Textauszug:
========================================================================
TV-Serien - Deutsches Fernsehen macht dumm

Wer deutsches Fernsehen schaut, wird dumm, meint Kolumnist Robin Detje. Dabei beweisen kluge Fernsehserien wie „The Wire“, dass Intelligenz nicht absatzschädigend sein muss

Heute geht es um die Frage: Gibt es intelligentes Leben im Fernsehen? Man muss sie differenziert beantworten: In Deutschland eher nicht, in den USA eher doch. Komisch, wir Deutschen machen uns so gerne über die Dummheit der Amerikaner lustig. Dabei ist dort, anders als bei uns, in der Unterhaltungsindustrie Intellektualität erlaubt. Intelligenz gilt nicht als absatzschädigend. Nur beim deutschen Fernsehen lautet das Gesetz: Was noch nicht doof ist, wird doof gemacht.
========================================================================
Angaben zur räumlichen Anordnung

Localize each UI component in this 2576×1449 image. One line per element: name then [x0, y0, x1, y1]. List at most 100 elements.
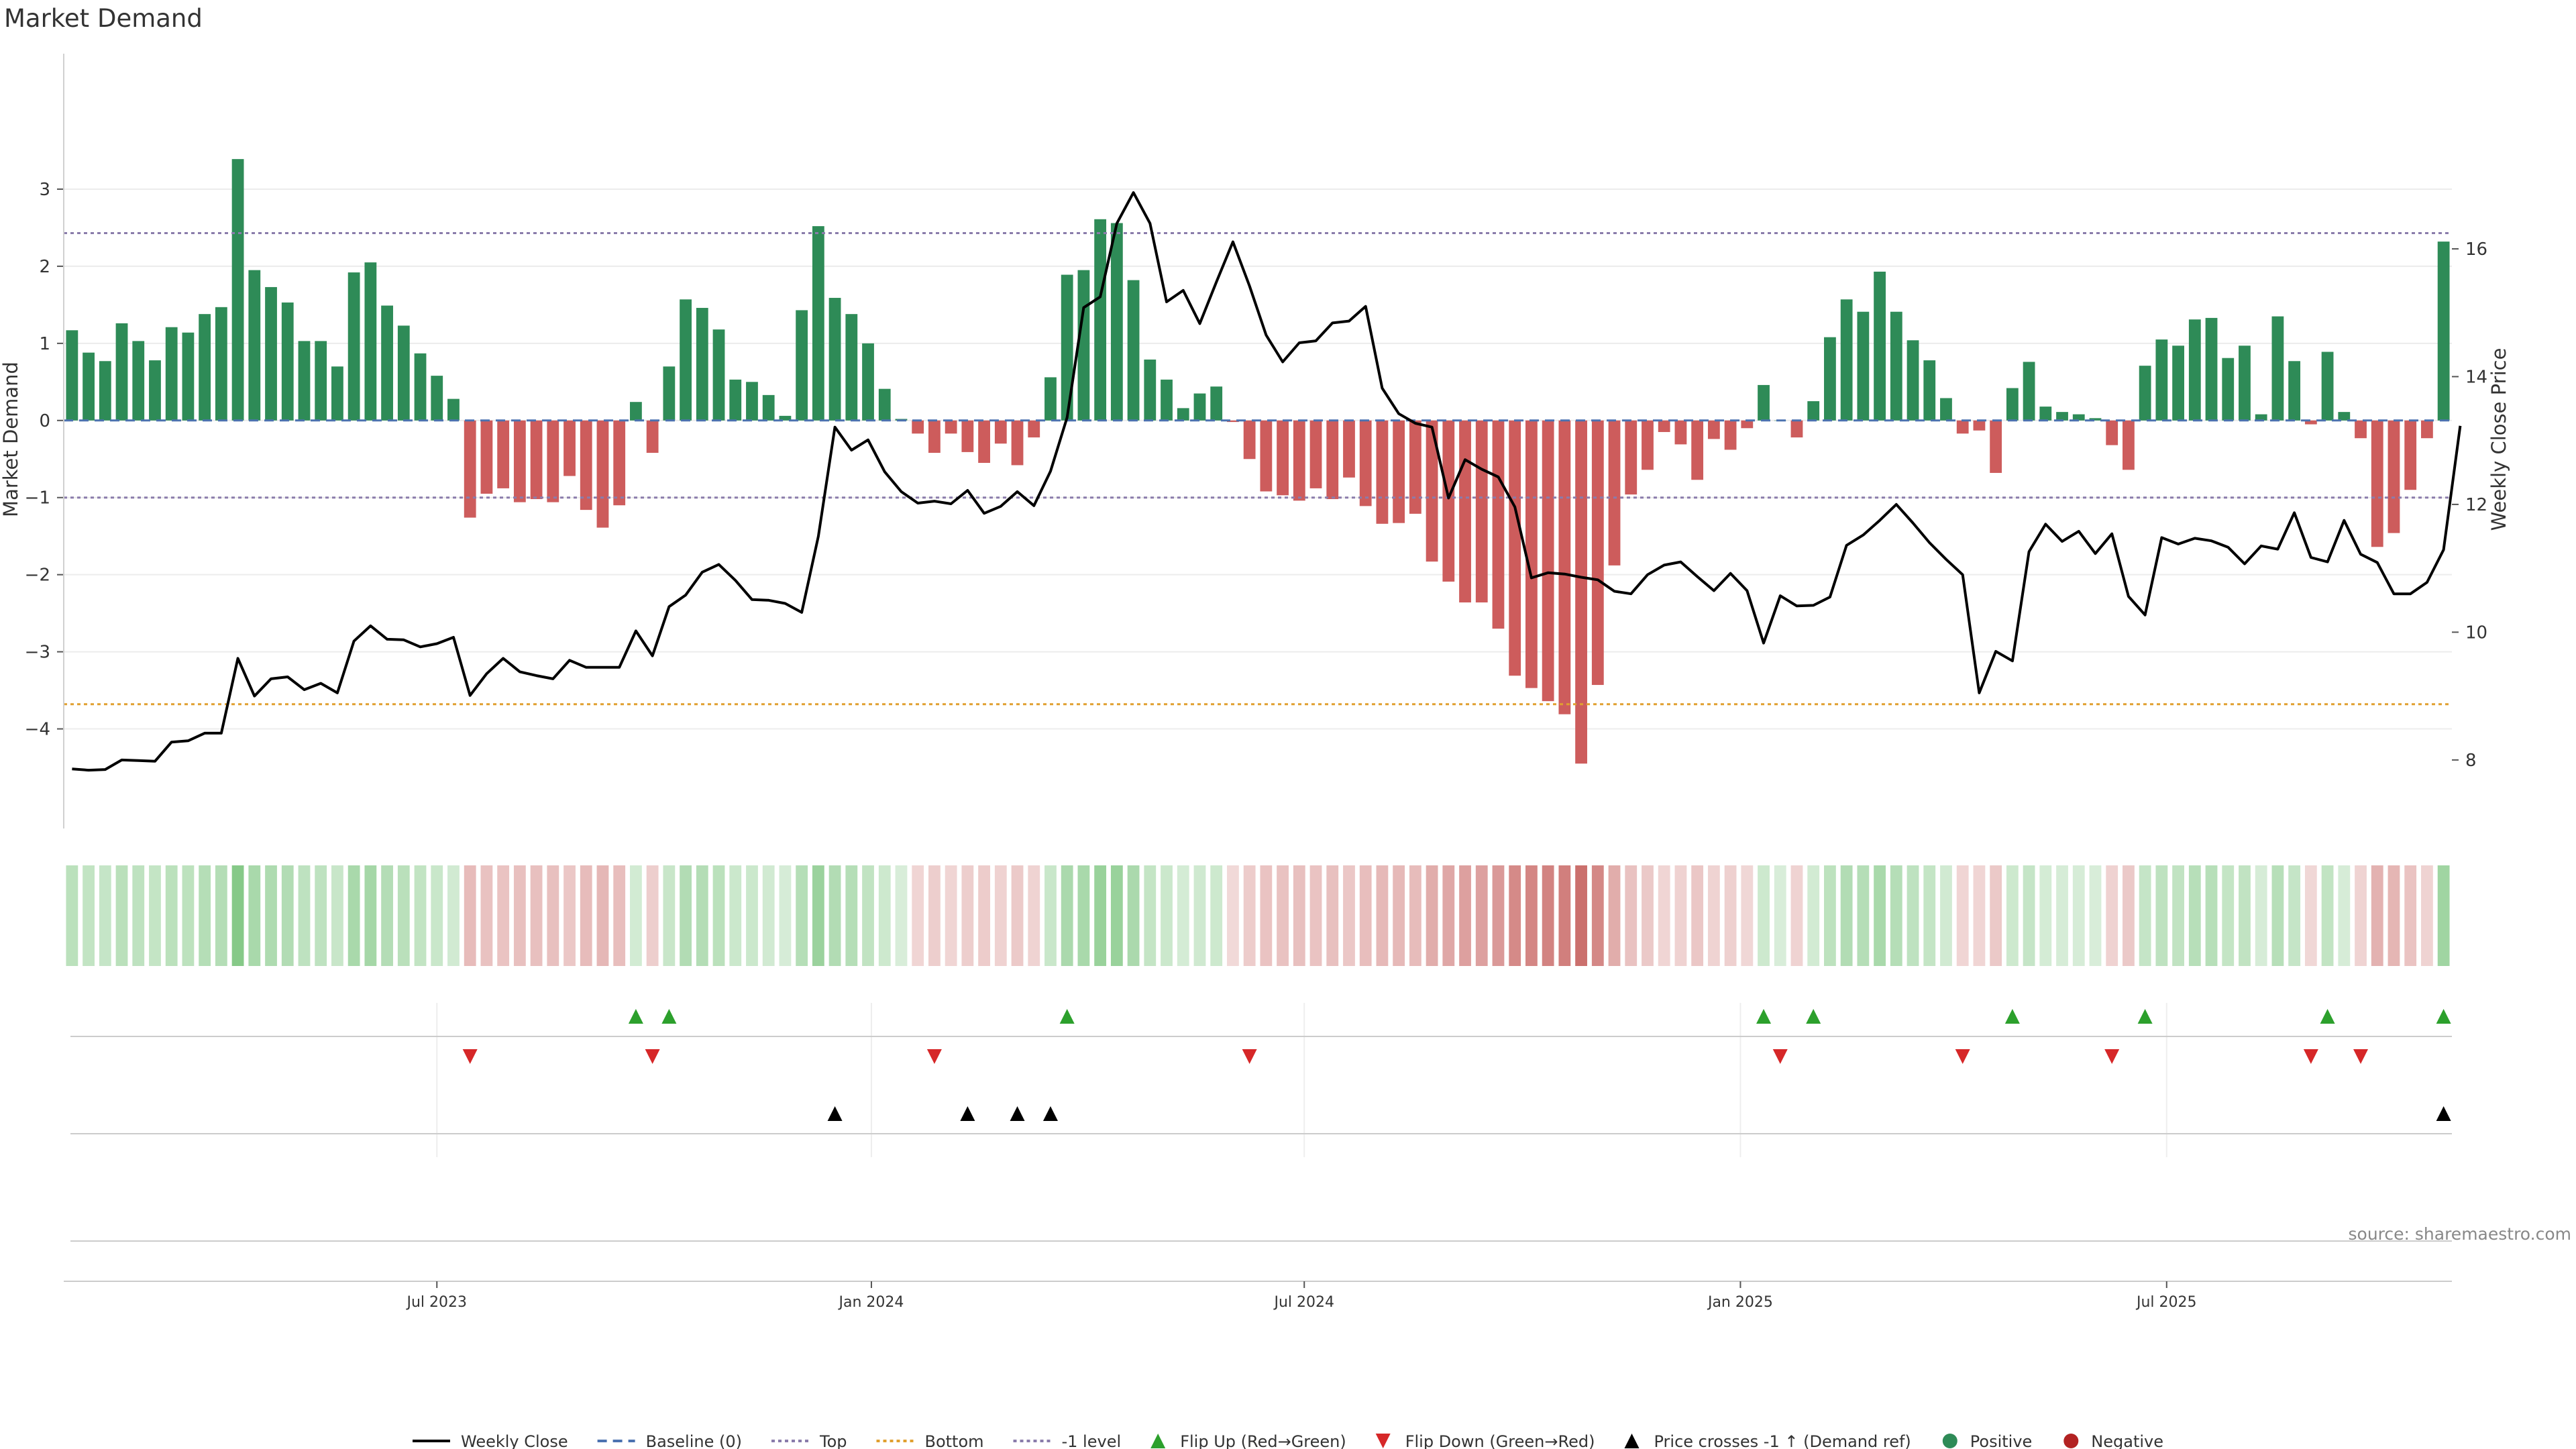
demand-bar: [1840, 299, 1853, 421]
heat-cell: [1061, 865, 1073, 966]
flip-down-marker: [462, 1049, 478, 1064]
price-cross-marker: [960, 1106, 975, 1121]
price-cross-marker: [1010, 1106, 1025, 1121]
demand-bar: [431, 376, 443, 421]
demand-bar: [2123, 420, 2135, 470]
heat-cell: [1642, 865, 1654, 966]
heat-cell: [862, 865, 874, 966]
legend-item: Bottom: [876, 1432, 984, 1449]
demand-bar: [1061, 274, 1073, 421]
demand-bar: [1990, 420, 2002, 473]
demand-bar: [845, 314, 858, 421]
legend: Weekly Close Baseline (0) Top Bottom -1 leve…: [413, 1432, 2163, 1449]
heat-cell: [1393, 865, 1405, 966]
demand-bar: [2288, 361, 2301, 421]
y-tick-label: −1: [25, 488, 50, 508]
demand-bar: [464, 420, 476, 518]
y-tick-label: 1: [39, 334, 50, 354]
demand-bar: [828, 298, 841, 421]
demand-bar: [1525, 420, 1538, 688]
heat-cell: [182, 865, 195, 966]
demand-bar: [1011, 420, 1024, 466]
heat-cell: [364, 865, 377, 966]
y2-tick-label: 14: [2465, 367, 2487, 387]
flip-down-marker: [2353, 1049, 2369, 1064]
heat-cell: [530, 865, 543, 966]
demand-bar: [2056, 412, 2068, 421]
legend-label: -1 level: [1062, 1432, 1122, 1449]
heat-cell: [2255, 865, 2267, 966]
heat-cell: [613, 865, 626, 966]
demand-bar: [1277, 420, 1289, 496]
demand-bar: [2371, 420, 2383, 547]
heat-cell: [1277, 865, 1289, 966]
legend-item: Flip Up (Red→Green): [1150, 1432, 1346, 1449]
heat-cell: [1691, 865, 1704, 966]
heat-cell: [1227, 865, 1239, 966]
demand-bar: [1094, 219, 1107, 421]
heat-cell: [895, 865, 908, 966]
heat-cell: [215, 865, 227, 966]
y-tick-label: 0: [39, 411, 50, 431]
heat-cell: [99, 865, 111, 966]
demand-bar: [1127, 280, 1140, 421]
heat-cell: [912, 865, 924, 966]
legend-item: Baseline (0): [597, 1432, 742, 1449]
heat-cell: [347, 865, 360, 966]
heat-cell: [1110, 865, 1123, 966]
demand-bar: [2355, 420, 2367, 439]
y-tick-label: 2: [39, 257, 50, 277]
demand-bar: [1907, 340, 1919, 421]
heat-cell: [696, 865, 708, 966]
x-axis: Jul 2023 Jan 2024 Jul 2024 Jan 2025 Jul 2025: [64, 1281, 2452, 1311]
demand-bar: [1642, 420, 1654, 470]
y2-tick-label: 12: [2465, 495, 2487, 515]
heat-cell: [928, 865, 941, 966]
heat-cell: [1973, 865, 1986, 966]
flip-up-marker: [1806, 1009, 1821, 1024]
legend-item: Flip Down (Green→Red): [1375, 1432, 1595, 1449]
heat-cell: [596, 865, 609, 966]
demand-bar: [347, 272, 360, 421]
heat-cell: [1990, 865, 2002, 966]
heat-cell: [2123, 865, 2135, 966]
demand-bar: [1243, 420, 1256, 460]
demand-bars: [66, 159, 2450, 764]
heat-cell: [1890, 865, 1902, 966]
heat-cell: [1674, 865, 1687, 966]
legend-label: Price crosses -1 ↑ (Demand ref): [1654, 1432, 1911, 1449]
demand-bar: [381, 305, 393, 421]
heat-cell: [1558, 865, 1571, 966]
heat-cell: [1509, 865, 1521, 966]
demand-bar: [564, 420, 576, 476]
demand-bar: [1193, 393, 1206, 421]
demand-bar: [596, 420, 609, 528]
demand-bar: [298, 341, 311, 421]
heat-cell: [845, 865, 858, 966]
heat-cell: [2288, 865, 2301, 966]
legend-item: Top: [771, 1432, 847, 1449]
legend-label: Negative: [2091, 1432, 2163, 1449]
heat-cell: [2072, 865, 2085, 966]
heat-cell: [1161, 865, 1173, 966]
heat-cell: [2039, 865, 2052, 966]
heat-cell: [1409, 865, 1421, 966]
heat-cell: [1658, 865, 1670, 966]
legend-items: Weekly Close Baseline (0) Top Bottom -1 leve…: [413, 1432, 2163, 1449]
flip-down-marker: [2104, 1049, 2120, 1064]
demand-bar: [2089, 418, 2102, 421]
demand-bar: [2304, 420, 2317, 425]
demand-bar: [2239, 345, 2251, 421]
demand-bar: [2437, 241, 2450, 421]
heat-cell: [1094, 865, 1107, 966]
demand-heat-strip: [66, 865, 2450, 966]
heat-cell: [1343, 865, 1355, 966]
demand-bar: [315, 341, 327, 421]
heat-cell: [2172, 865, 2184, 966]
flip-up-marker: [2004, 1009, 2020, 1024]
demand-bar: [2255, 414, 2267, 421]
legend-symbol: [1375, 1434, 1391, 1448]
heat-cell: [746, 865, 758, 966]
========================================================================
Arbeitsanweisungen:
1. Welche Fernsehserie wird im Text über deutsches Fernsehen als Beispiel für eine kluge Serie genannt?
2. Fasse den Text über deutsches Fernsehen in zwei Sätzen zusammen.
3. Setze den Text über deutsches Fernsehen dort fort, wo er aufhört.

Die Lösungen:
1. „The Wire“

2. Laut Kolumnist Robin Detje macht deutsches Fernsehen dumm, während kluge Serien wie „The Wire“ zeigen, dass Intelligenz dem Absatz nicht schaden muss. In der US-Unterhaltungsindustrie ist Intellektualität erlaubt, beim deutschen Fernsehen dagegen wird alles doof gemacht, was noch nicht doof ist.

3.
Die US-amerikanische Kabelfernsehserie „The Wire“ aus den Jahren 2002 bis 2008 gehört zu den ersten großen Kunstwerken des 21. Jahrhunderts. (Staffel 1-3 auf DVD bei Warner Home Video; zwischen 10 und 35 Euro; Box mit allen fünf Staffeln von HBO Video, nur auf Englisch, circa 100 Euro.) Getaggt unter: Später Höhepunkt des Naturalismus, Gesellschaftspanorama, Honoré de Balzac. Ein Racheakt gestandener Reporter und Polizisten an einem System, das sie ausgestoßen hat: Sie wollten mit der Wirklichkeit umgehen. Aber die Gesellschaft wollte nichts mehr von der Wirklichkeit wissen. Also schlugen sie dieser Gesellschaft eine Fernsehserie um die Ohren und führten uns vor, was mit uns passiert, wenn wir uns der Wirklichkeit verweigern und uns stattdessen in potemkinschen Dörfern einbunkern: Wir verrotten.
Die Heroinsüchtigen in den Abbruchhäusern der Stadt Baltimore, an deren Leid sich diese Serie entzündet, verrotten buchstäblich.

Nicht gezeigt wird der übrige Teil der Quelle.